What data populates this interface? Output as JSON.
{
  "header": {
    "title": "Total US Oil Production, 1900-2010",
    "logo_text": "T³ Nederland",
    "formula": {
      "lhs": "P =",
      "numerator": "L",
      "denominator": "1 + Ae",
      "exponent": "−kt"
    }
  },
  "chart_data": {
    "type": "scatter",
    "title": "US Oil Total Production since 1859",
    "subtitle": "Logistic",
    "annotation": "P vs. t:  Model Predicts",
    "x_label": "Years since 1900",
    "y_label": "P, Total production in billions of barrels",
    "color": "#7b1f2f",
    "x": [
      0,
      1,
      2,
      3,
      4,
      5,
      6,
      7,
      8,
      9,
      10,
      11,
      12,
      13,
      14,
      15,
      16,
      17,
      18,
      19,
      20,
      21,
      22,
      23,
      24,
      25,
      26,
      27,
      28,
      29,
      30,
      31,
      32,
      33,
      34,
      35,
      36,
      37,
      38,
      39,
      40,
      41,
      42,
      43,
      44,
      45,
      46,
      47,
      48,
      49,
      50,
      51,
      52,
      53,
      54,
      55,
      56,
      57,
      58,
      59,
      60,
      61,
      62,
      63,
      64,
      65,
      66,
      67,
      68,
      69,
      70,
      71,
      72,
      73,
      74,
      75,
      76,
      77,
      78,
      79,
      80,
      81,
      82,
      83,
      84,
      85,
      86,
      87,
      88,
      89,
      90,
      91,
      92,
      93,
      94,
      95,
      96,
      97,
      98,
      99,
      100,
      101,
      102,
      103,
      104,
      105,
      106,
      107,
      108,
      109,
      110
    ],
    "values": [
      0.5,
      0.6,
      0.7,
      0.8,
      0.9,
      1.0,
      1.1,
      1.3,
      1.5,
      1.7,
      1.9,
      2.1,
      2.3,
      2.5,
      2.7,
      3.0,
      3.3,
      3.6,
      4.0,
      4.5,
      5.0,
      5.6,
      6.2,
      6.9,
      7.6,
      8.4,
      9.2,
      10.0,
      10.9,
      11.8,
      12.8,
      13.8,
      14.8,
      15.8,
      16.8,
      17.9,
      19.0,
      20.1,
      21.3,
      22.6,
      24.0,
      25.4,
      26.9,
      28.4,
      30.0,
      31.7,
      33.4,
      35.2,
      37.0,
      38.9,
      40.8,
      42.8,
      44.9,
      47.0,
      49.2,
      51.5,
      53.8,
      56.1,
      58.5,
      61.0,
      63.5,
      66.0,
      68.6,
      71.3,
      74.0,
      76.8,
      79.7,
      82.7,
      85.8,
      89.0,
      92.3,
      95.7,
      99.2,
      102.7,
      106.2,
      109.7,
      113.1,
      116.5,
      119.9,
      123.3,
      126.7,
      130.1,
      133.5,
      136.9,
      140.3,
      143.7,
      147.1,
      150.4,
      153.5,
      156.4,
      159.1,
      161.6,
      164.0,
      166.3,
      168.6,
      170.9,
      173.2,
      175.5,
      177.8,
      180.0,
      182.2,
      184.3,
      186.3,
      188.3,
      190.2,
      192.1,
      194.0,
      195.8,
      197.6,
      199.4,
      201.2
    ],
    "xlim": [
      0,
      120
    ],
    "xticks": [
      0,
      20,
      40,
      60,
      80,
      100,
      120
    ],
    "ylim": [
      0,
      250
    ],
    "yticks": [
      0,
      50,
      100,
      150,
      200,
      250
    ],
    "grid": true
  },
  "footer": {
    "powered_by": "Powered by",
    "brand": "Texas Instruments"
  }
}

* Problem description *
Which lines contain "Total"? Copy each of them.

* Expected output *
    "title": "Total US Oil Production, 1900-2010",
    "title": "US Oil Total Production since 1859",
    "y_label": "P, Total production in billions of barrels",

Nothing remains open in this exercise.